START

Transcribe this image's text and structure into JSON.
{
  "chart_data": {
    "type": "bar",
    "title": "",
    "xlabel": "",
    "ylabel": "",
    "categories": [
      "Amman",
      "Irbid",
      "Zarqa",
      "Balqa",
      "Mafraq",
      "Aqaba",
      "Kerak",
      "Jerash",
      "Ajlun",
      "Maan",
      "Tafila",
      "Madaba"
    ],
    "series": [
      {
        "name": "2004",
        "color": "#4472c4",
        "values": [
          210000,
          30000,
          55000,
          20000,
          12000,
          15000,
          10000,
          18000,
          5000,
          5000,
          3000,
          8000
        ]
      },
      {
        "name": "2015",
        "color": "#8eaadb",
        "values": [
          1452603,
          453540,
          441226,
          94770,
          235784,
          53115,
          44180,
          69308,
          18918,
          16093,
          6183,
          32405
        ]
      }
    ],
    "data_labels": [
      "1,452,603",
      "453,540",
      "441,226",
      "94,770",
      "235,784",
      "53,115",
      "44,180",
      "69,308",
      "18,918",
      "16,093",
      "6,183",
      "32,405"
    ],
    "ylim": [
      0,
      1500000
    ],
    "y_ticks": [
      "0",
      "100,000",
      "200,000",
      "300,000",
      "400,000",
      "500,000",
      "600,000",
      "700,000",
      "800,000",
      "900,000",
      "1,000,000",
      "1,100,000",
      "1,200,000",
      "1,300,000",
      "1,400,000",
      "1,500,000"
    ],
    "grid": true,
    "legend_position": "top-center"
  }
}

END
START

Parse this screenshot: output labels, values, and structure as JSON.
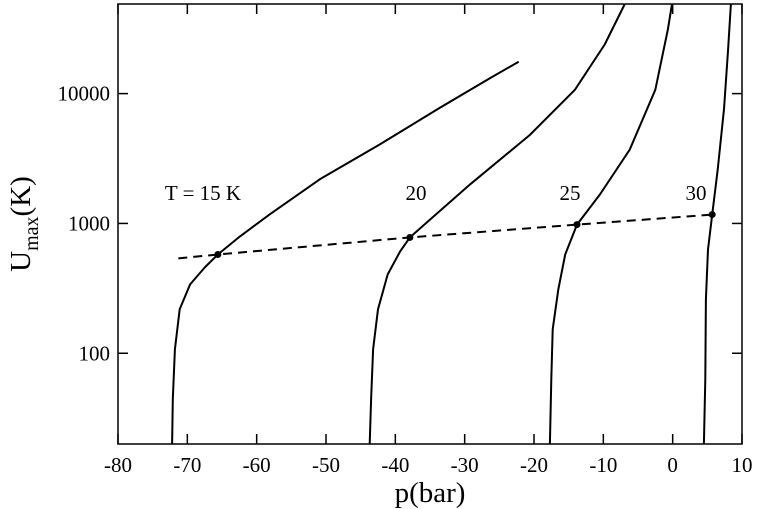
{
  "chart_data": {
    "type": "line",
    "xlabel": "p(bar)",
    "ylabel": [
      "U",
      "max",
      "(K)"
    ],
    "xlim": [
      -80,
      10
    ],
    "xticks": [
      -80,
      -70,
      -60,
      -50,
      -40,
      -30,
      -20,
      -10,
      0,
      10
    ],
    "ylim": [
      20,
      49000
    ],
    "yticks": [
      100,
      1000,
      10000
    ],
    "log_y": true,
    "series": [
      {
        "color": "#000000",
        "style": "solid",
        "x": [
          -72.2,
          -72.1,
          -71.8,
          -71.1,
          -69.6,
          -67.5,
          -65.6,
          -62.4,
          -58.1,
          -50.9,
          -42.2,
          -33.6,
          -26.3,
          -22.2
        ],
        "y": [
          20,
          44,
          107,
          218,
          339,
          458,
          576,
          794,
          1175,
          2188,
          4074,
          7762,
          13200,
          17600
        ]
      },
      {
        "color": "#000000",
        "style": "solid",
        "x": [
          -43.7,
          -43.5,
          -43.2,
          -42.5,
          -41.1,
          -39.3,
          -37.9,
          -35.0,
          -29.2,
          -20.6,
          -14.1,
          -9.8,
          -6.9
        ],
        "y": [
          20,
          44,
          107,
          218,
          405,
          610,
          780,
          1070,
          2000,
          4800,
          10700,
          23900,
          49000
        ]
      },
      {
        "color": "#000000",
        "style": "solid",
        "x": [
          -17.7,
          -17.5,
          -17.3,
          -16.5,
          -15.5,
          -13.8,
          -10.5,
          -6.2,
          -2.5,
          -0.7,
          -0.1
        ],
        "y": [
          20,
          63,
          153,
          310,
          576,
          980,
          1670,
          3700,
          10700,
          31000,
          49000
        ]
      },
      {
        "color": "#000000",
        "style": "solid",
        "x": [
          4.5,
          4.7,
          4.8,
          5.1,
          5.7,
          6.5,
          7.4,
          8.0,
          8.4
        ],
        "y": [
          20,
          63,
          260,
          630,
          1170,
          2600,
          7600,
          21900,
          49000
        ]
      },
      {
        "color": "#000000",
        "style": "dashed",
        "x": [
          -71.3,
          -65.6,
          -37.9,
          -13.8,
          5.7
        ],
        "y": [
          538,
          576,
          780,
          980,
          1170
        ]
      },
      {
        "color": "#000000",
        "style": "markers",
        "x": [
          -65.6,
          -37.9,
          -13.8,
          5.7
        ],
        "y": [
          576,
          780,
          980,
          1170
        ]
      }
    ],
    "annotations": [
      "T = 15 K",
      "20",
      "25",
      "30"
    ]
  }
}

END

## Work required
Pull out every line of the records that includes the string "structure".

## Final answer
Transcribe this image's text and structure into JSON.
Parse this screenshot: output labels, values, and structure as JSON.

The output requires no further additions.